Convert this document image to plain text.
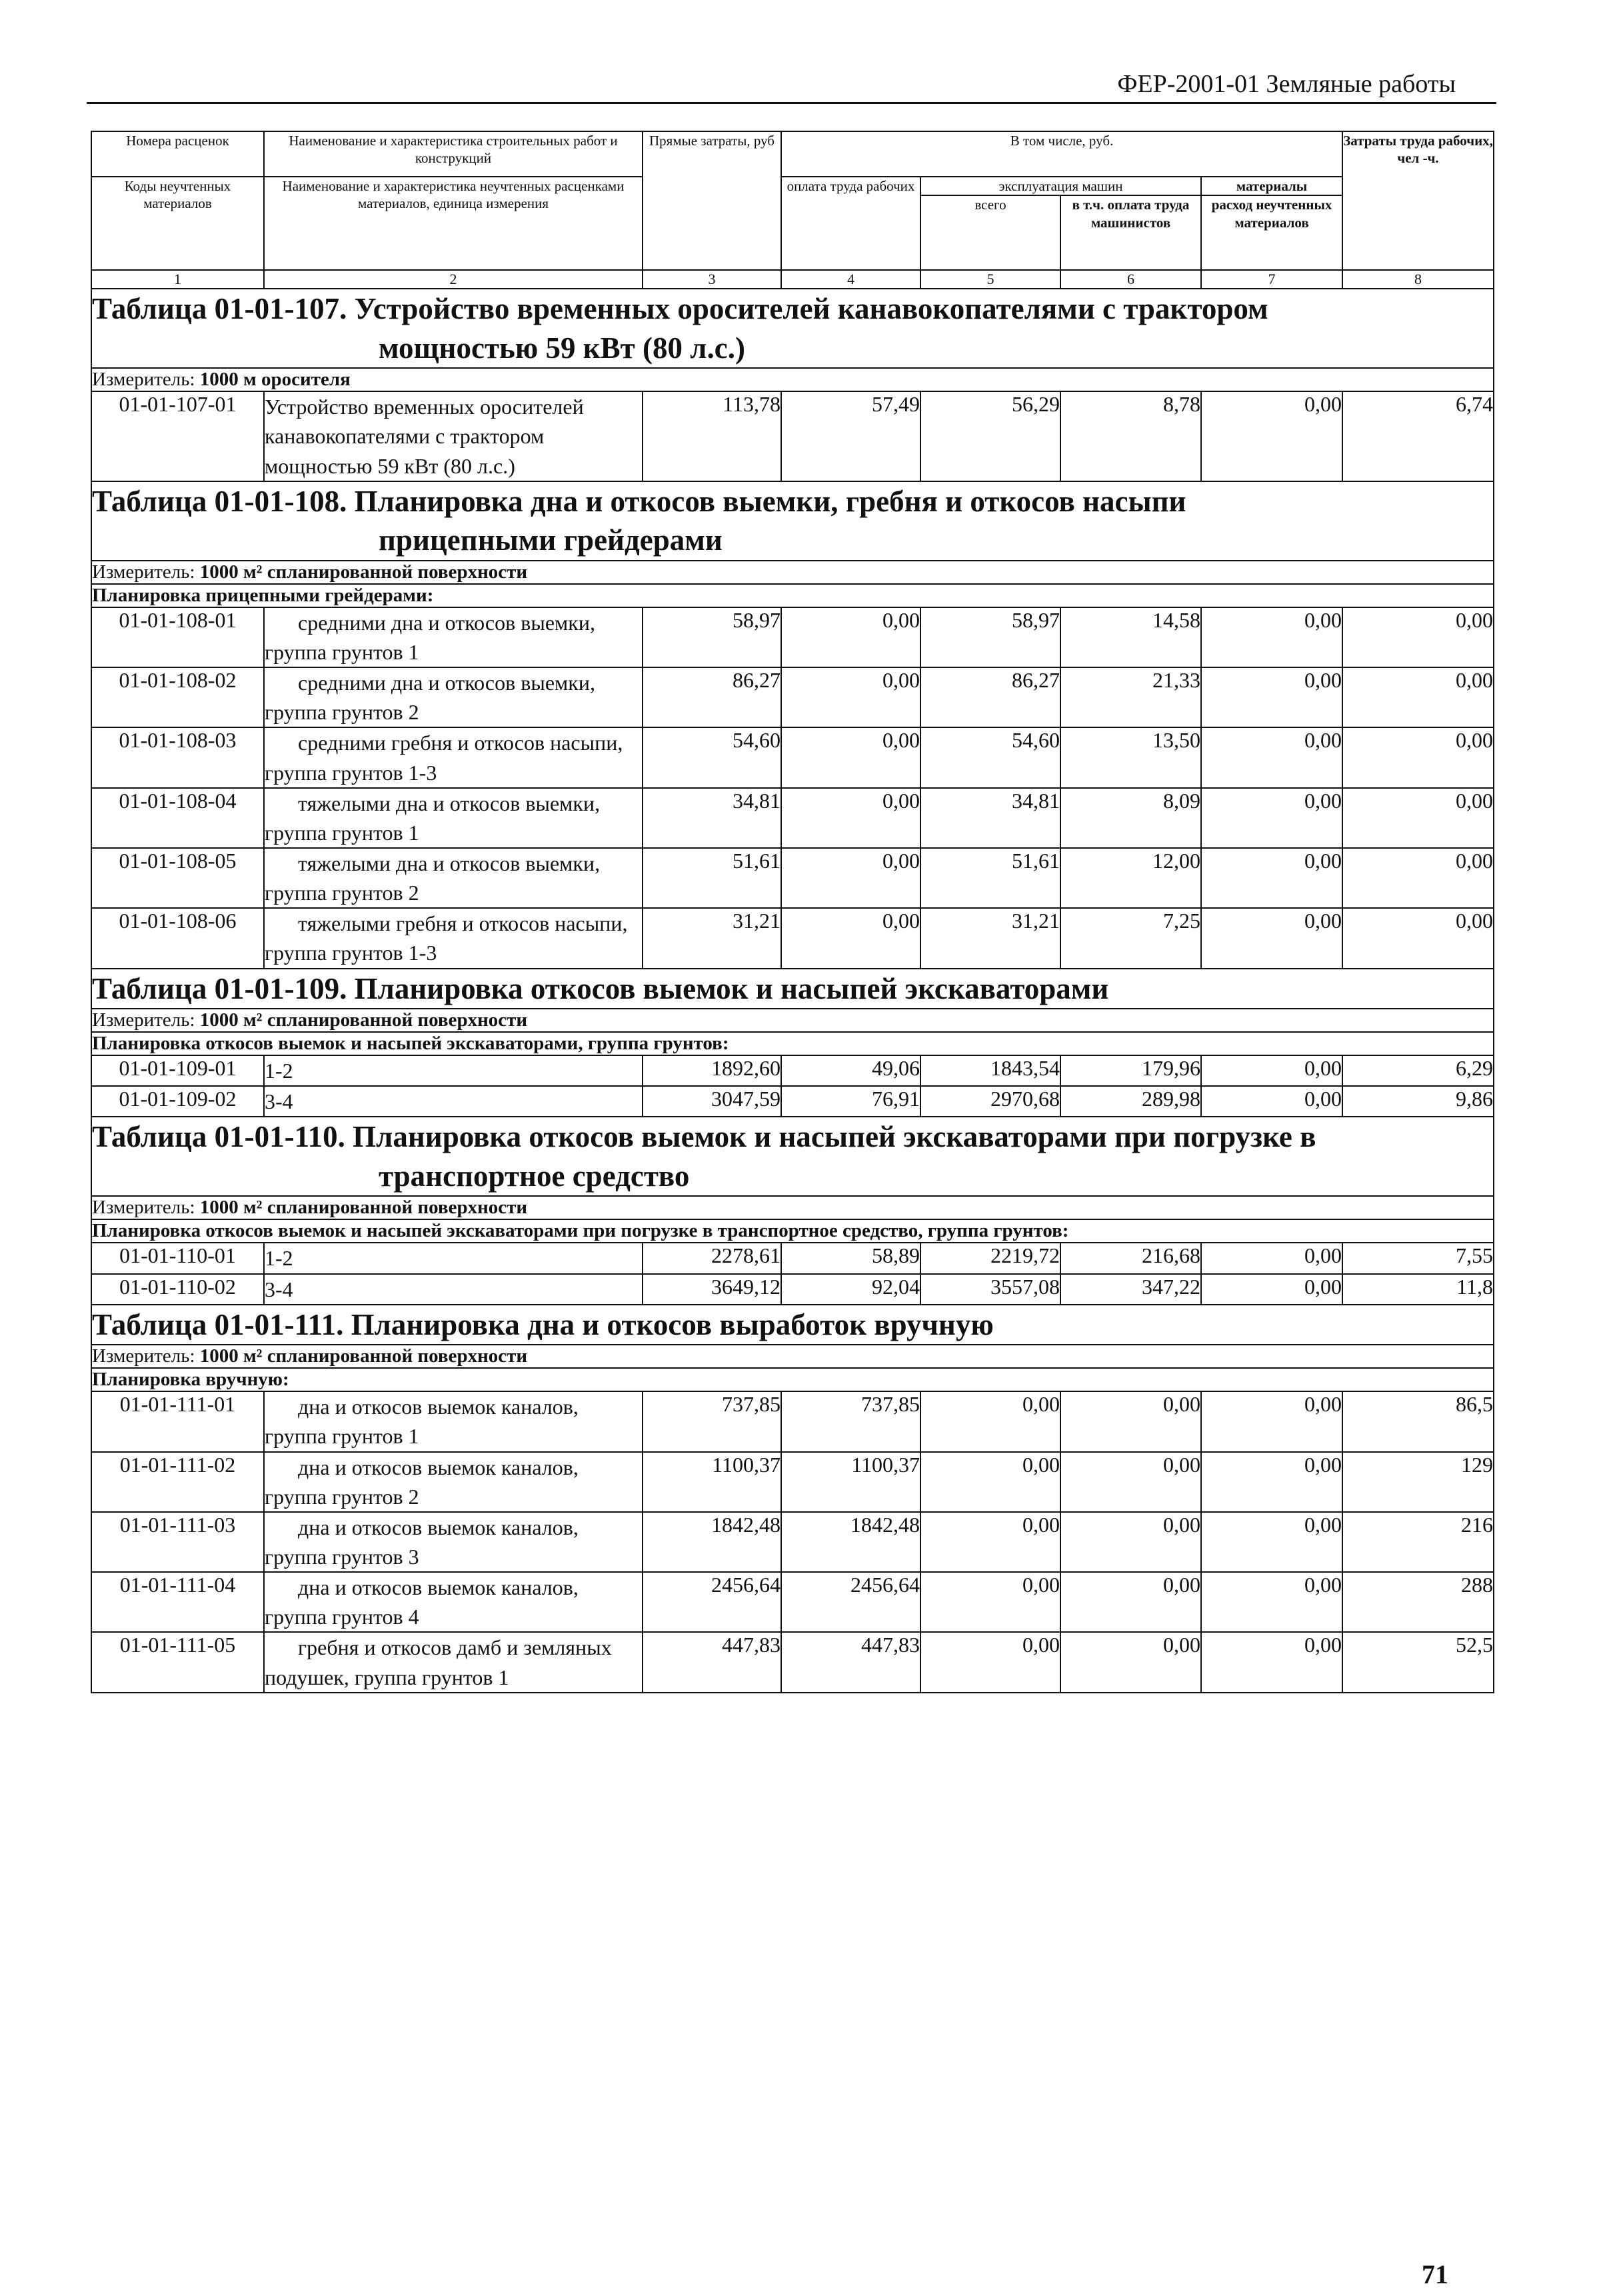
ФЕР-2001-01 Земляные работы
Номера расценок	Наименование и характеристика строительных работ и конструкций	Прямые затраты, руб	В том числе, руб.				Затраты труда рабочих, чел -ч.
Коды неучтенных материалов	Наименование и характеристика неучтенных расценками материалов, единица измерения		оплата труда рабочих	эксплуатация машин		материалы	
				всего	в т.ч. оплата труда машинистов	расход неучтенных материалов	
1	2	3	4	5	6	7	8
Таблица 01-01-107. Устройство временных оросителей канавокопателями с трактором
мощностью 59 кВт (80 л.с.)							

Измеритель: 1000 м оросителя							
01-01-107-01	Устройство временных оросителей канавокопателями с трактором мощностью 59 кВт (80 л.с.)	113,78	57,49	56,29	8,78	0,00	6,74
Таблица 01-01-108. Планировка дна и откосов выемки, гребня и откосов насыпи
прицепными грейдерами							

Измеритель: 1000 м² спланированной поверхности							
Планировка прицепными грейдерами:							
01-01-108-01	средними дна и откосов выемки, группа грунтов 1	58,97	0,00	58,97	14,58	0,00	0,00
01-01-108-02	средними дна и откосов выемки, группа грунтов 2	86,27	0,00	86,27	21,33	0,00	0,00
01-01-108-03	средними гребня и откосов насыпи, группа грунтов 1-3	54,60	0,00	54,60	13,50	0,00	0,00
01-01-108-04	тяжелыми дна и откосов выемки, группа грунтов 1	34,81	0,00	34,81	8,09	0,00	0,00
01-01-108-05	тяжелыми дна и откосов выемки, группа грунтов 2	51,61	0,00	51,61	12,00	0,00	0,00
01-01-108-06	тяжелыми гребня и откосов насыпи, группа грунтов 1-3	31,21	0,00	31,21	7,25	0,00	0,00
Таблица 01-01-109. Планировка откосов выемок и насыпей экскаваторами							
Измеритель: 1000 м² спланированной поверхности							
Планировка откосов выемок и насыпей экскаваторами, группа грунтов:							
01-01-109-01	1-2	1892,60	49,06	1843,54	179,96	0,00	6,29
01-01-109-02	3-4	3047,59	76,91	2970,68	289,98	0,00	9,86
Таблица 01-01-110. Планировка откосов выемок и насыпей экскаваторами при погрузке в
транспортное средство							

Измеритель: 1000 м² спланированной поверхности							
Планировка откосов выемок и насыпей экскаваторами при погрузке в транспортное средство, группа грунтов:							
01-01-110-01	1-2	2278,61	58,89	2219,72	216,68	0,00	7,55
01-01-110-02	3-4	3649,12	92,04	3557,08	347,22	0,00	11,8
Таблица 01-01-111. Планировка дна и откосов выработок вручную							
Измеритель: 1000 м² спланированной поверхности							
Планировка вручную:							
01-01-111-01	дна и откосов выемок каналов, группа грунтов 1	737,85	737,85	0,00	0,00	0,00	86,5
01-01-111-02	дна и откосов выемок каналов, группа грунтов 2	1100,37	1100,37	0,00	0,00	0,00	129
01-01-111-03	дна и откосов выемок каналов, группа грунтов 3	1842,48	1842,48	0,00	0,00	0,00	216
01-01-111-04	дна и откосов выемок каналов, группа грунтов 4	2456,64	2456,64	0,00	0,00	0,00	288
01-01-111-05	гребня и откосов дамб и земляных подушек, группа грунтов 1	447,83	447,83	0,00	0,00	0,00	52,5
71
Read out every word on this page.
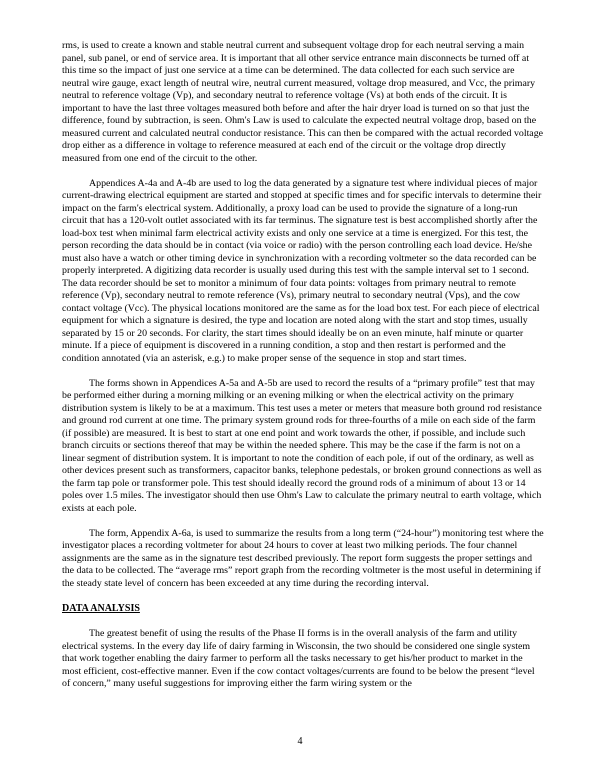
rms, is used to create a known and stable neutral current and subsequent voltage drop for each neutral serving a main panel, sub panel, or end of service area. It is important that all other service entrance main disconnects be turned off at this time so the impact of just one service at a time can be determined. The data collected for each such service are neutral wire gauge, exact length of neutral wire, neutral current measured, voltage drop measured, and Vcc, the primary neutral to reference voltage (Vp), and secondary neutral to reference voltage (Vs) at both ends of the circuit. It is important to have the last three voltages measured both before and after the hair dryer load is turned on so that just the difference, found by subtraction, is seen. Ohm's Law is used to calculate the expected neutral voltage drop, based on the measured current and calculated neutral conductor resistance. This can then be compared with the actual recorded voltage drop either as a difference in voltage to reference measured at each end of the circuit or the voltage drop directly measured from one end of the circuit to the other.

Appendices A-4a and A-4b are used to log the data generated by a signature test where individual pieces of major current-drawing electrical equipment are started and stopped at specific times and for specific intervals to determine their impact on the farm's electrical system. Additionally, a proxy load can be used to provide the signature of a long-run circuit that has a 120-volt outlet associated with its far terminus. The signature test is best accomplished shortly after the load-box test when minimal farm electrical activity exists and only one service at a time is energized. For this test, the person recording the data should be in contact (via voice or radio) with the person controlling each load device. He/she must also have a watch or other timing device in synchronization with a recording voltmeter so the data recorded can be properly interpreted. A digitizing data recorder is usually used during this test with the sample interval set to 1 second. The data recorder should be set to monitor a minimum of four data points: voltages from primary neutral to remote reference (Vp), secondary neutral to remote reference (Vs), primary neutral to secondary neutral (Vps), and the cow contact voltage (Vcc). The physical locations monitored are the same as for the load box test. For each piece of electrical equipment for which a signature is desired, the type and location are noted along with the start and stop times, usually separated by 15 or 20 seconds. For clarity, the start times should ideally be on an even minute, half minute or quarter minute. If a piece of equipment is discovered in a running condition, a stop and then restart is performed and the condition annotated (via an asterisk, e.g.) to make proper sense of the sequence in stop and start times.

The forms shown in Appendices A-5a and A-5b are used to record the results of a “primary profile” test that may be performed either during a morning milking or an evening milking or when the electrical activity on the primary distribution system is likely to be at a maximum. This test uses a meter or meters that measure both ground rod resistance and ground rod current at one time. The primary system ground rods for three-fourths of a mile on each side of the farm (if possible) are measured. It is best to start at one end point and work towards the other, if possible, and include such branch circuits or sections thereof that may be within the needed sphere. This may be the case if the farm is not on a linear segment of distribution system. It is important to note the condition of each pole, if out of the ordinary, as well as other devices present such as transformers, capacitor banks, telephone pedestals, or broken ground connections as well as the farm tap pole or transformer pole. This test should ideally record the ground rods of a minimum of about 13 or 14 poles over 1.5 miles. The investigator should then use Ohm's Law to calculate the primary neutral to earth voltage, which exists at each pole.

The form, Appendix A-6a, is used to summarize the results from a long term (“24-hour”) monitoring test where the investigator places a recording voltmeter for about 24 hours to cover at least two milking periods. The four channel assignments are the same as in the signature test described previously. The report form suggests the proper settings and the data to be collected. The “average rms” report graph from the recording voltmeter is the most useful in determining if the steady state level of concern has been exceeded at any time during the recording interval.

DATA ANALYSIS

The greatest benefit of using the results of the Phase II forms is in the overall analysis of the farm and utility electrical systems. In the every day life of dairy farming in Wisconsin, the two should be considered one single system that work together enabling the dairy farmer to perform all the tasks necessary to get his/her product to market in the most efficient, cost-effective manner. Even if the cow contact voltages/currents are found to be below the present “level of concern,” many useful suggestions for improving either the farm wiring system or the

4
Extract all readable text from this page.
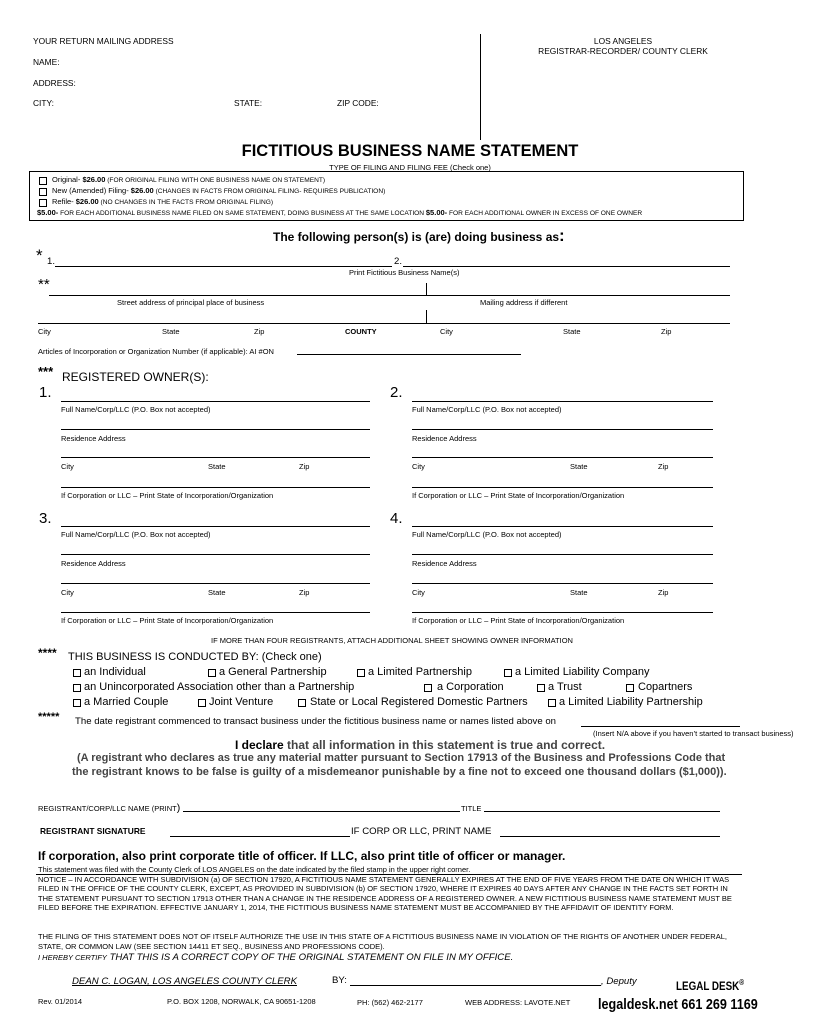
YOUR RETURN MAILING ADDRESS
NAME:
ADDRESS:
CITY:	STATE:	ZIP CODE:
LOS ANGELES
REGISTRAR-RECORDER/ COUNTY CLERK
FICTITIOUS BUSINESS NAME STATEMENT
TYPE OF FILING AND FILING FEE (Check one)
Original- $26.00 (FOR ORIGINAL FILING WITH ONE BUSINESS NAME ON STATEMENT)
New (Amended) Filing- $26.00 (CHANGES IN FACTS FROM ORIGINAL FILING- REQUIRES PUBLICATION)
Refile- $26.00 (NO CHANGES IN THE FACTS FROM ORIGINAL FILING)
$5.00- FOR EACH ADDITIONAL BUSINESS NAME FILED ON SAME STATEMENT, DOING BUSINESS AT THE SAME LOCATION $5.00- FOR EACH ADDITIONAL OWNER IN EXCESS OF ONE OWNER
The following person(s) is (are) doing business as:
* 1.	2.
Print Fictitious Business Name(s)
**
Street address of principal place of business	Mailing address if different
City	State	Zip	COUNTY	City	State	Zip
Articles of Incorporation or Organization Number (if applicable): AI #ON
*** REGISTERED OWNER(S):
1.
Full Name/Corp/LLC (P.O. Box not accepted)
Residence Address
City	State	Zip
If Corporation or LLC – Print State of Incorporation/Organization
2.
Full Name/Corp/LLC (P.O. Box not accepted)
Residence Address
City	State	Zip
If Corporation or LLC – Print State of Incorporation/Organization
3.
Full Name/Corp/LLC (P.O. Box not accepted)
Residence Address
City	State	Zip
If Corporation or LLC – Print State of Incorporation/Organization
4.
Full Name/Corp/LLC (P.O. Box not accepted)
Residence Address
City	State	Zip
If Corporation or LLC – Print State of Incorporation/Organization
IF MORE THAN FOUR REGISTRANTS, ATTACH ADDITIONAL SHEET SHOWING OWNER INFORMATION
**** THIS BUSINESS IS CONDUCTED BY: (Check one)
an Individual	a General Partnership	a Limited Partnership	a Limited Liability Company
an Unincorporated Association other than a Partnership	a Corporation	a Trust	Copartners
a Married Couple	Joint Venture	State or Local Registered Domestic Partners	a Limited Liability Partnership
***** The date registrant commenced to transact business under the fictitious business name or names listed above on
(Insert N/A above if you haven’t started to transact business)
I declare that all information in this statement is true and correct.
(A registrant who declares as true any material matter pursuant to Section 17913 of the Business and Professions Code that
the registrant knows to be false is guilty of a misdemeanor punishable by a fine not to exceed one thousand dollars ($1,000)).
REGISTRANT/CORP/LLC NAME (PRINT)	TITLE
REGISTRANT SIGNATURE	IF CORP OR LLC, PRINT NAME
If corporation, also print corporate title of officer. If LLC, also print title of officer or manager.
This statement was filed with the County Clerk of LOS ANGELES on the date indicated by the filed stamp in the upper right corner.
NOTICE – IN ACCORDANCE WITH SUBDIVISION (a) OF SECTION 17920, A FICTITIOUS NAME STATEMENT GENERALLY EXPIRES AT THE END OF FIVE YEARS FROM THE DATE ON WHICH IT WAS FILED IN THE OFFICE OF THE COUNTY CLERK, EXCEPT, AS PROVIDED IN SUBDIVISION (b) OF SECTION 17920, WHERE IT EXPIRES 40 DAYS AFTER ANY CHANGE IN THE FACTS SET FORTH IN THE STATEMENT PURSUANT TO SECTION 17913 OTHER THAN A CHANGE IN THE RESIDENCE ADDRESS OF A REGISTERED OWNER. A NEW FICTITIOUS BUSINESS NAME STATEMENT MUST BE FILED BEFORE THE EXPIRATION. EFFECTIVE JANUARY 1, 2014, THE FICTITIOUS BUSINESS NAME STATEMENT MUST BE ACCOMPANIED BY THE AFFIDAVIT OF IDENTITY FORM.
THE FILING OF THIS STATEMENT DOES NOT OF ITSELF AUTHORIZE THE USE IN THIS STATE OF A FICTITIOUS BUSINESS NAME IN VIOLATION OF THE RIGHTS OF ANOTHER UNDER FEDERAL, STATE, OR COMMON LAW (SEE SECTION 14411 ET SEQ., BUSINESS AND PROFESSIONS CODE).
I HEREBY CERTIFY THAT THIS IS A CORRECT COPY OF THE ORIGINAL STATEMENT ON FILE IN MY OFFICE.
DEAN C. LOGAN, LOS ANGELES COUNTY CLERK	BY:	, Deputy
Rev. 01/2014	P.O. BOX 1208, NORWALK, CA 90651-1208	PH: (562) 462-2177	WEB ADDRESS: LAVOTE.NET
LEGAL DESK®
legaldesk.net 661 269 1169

^^^^^^^^

INSTRUCTION: From the material above, copy each line that includes the word "ORIGINAL".

SOLVED PROBLEM:
Original- $26.00 (FOR ORIGINAL FILING WITH ONE BUSINESS NAME ON STATEMENT)
New (Amended) Filing- $26.00 (CHANGES IN FACTS FROM ORIGINAL FILING- REQUIRES PUBLICATION)
Refile- $26.00 (NO CHANGES IN THE FACTS FROM ORIGINAL FILING)
I HEREBY CERTIFY THAT THIS IS A CORRECT COPY OF THE ORIGINAL STATEMENT ON FILE IN MY OFFICE.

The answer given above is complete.